* [THE REQUEST] Search the records for the word "size" and pick out every line that has it.
>> Begin
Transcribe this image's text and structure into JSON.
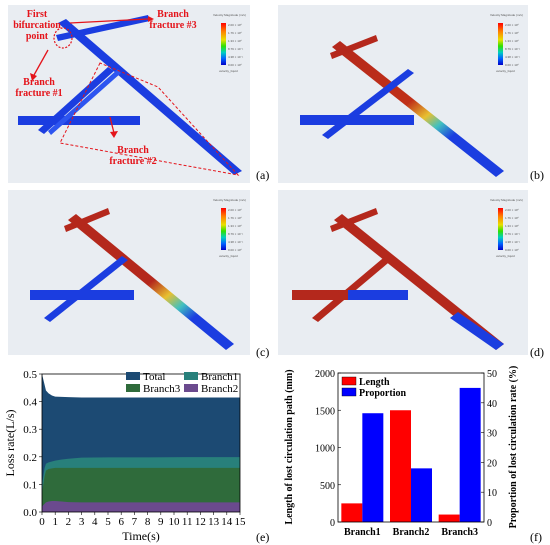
{
  "panel_labels": [
    "(a)",
    "(b)",
    "(c)",
    "(d)",
    "(e)",
    "(f)"
  ],
  "annotations": {
    "first_bifurcation": "First bifurcation point",
    "branch3": "Branch fracture #3",
    "branch1": "Branch fracture #1",
    "branch2": "Branch fracture #2"
  },
  "colorbar": {
    "title": "Velocity Magnitude (m/s)",
    "var_label": "velocity_liquid",
    "ticks": [
      "2.00 × 10⁰",
      "1.96 × 10⁰",
      "1.76 × 10⁰",
      "1.54 × 10⁰",
      "1.33 × 10⁰",
      "1.12 × 10⁰",
      "8.79 × 10⁻¹",
      "6.58 × 10⁻¹",
      "4.38 × 10⁻¹",
      "2.20 × 10⁻¹",
      "0.00 × 10⁰"
    ]
  },
  "colors": {
    "total": "#1c4a73",
    "branch1": "#28807b",
    "branch3": "#2f6b3b",
    "branch2": "#6b4a8e",
    "length": "#ff0000",
    "proportion": "#0000ff",
    "fracture_blue": "#1b3de0",
    "fracture_red": "#b4281c"
  },
  "chart_data": [
    {
      "type": "area",
      "xlabel": "Time(s)",
      "ylabel": "Loss rate(L/s)",
      "xlim": [
        0,
        15
      ],
      "ylim": [
        0,
        0.5
      ],
      "xticks": [
        "0",
        "1",
        "2",
        "3",
        "4",
        "5",
        "6",
        "7",
        "8",
        "9",
        "10",
        "11",
        "12",
        "13",
        "14",
        "15"
      ],
      "yticks": [
        "0.0",
        "0.1",
        "0.2",
        "0.3",
        "0.4",
        "0.5"
      ],
      "legend": "top",
      "x": [
        0,
        0.1,
        0.2,
        0.3,
        0.5,
        0.75,
        1,
        1.5,
        2,
        3,
        5,
        8,
        11,
        15
      ],
      "series": [
        {
          "name": "Total",
          "values": [
            0.5,
            0.48,
            0.46,
            0.44,
            0.43,
            0.422,
            0.418,
            0.417,
            0.416,
            0.415,
            0.415,
            0.415,
            0.415,
            0.415
          ]
        },
        {
          "name": "Branch1",
          "values": [
            0.1,
            0.13,
            0.16,
            0.175,
            0.18,
            0.183,
            0.186,
            0.19,
            0.193,
            0.197,
            0.198,
            0.198,
            0.199,
            0.199
          ]
        },
        {
          "name": "Branch3",
          "values": [
            0.07,
            0.1,
            0.13,
            0.15,
            0.156,
            0.158,
            0.16,
            0.16,
            0.16,
            0.16,
            0.16,
            0.16,
            0.16,
            0.16
          ]
        },
        {
          "name": "Branch2",
          "values": [
            0.02,
            0.025,
            0.03,
            0.035,
            0.038,
            0.04,
            0.04,
            0.038,
            0.036,
            0.035,
            0.035,
            0.035,
            0.035,
            0.035
          ]
        }
      ],
      "legend_order": [
        "Total",
        "Branch1",
        "Branch3",
        "Branch2"
      ]
    },
    {
      "type": "bar",
      "categories": [
        "Branch1",
        "Branch2",
        "Branch3"
      ],
      "ylabel_left": "Length of lost circulation path (mm)",
      "ylabel_right": "Proportion of lost circulation rate (%)",
      "ylim_left": [
        0,
        2000
      ],
      "ylim_right": [
        0,
        50
      ],
      "yticks_left": [
        "0",
        "500",
        "1000",
        "1500",
        "2000"
      ],
      "yticks_right": [
        "0",
        "10",
        "20",
        "30",
        "40",
        "50"
      ],
      "legend": "top-left",
      "series": [
        {
          "name": "Length",
          "axis": "left",
          "values": [
            250,
            1500,
            100
          ]
        },
        {
          "name": "Proportion",
          "axis": "right",
          "values": [
            36.5,
            18,
            45
          ]
        }
      ]
    }
  ]
}
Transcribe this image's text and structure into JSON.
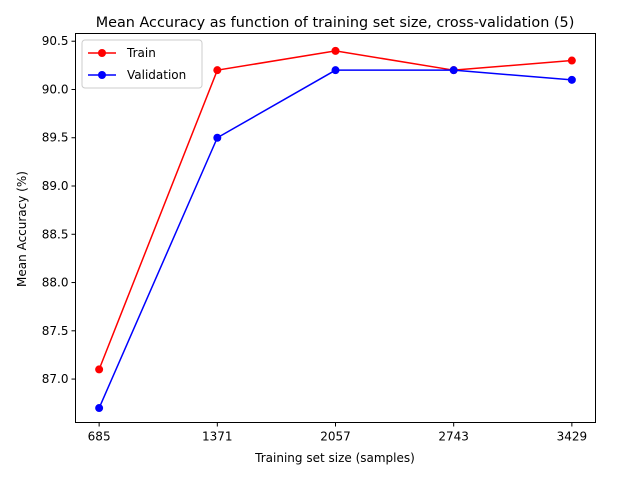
{
  "chart_data": {
    "type": "line",
    "title": "Mean Accuracy as function of training set size, cross-validation (5)",
    "xlabel": "Training set size (samples)",
    "ylabel": "Mean Accuracy (%)",
    "x": [
      685,
      1371,
      2057,
      2743,
      3429
    ],
    "x_tick_labels": [
      "685",
      "1371",
      "2057",
      "2743",
      "3429"
    ],
    "y_ticks": [
      87.0,
      87.5,
      88.0,
      88.5,
      89.0,
      89.5,
      90.0,
      90.5
    ],
    "y_tick_labels": [
      "87.0",
      "87.5",
      "88.0",
      "88.5",
      "89.0",
      "89.5",
      "90.0",
      "90.5"
    ],
    "ylim": [
      86.55,
      90.58
    ],
    "grid": false,
    "legend_position": "upper-left",
    "series": [
      {
        "name": "Train",
        "color": "#ff0000",
        "values": [
          87.1,
          90.2,
          90.4,
          90.2,
          90.3
        ]
      },
      {
        "name": "Validation",
        "color": "#0000ff",
        "values": [
          86.7,
          89.5,
          90.2,
          90.2,
          90.1
        ]
      }
    ]
  }
}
>> End
* [RESULT]
    "title": "Mean Accuracy as function of training set size, cross-validation (5)",
    "xlabel": "Training set size (samples)",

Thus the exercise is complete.